Instruction: Repeat all the records exactly, omitting pictures.

** BEGIN Records supplied **

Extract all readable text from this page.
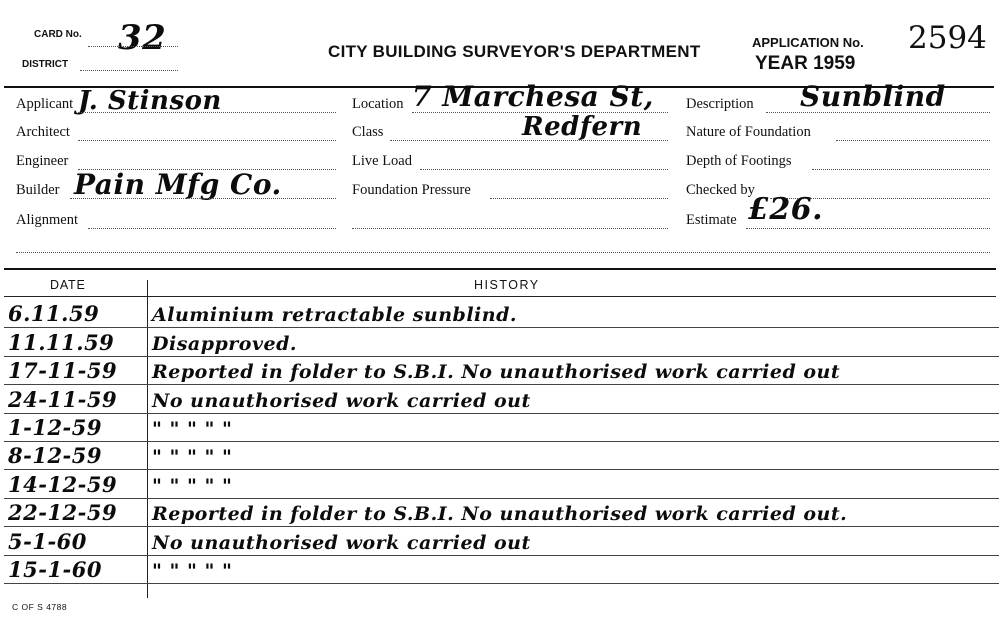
CARD No. 32
DISTRICT
CITY BUILDING SURVEYOR'S DEPARTMENT	APPLICATION No. 2594
YEAR 1959
Applicant J. Stinson
Architect
Engineer
Builder Pain Mfg Co.
Alignment
Location 7 Marchesa St,
Class	Redfern
Live Load
Foundation Pressure
Description Sunblind
Nature of Foundation
Depth of Footings
Checked by
Estimate £26.
DATE	HISTORY
6.11.59	Aluminium retractable sunblind.
11.11.59	Disapproved.
17-11-59	Reported in folder to S.B.I. No unauthorised work carried out
24-11-59	No unauthorised work carried out
1-12-59	" " " " "
8-12-59	" " " " "
14-12-59	" " " " "
22-12-59	Reported in folder to S.B.I. No unauthorised work carried out.
5-1-60	No unauthorised work carried out
15-1-60	" " " " "
C OF S 4788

** END Records supplied **

The completed task:
Extract all readable text from this page.
CARD No. 32
DISTRICT
CITY BUILDING SURVEYOR'S DEPARTMENT	APPLICATION No. 2594
YEAR 1959
Applicant J. Stinson
Architect
Engineer
Builder Pain Mfg Co.
Alignment
Location 7 Marchesa St,
Class	Redfern
Live Load
Foundation Pressure
Description Sunblind
Nature of Foundation
Depth of Footings
Checked by
Estimate £26.
DATE	HISTORY
6.11.59	Aluminium retractable sunblind.
11.11.59	Disapproved.
17-11-59	Reported in folder to S.B.I. No unauthorised work carried out
24-11-59	No unauthorised work carried out
1-12-59	" " " " "
8-12-59	" " " " "
14-12-59	" " " " "
22-12-59	Reported in folder to S.B.I. No unauthorised work carried out.
5-1-60	No unauthorised work carried out
15-1-60	" " " " "
C OF S 4788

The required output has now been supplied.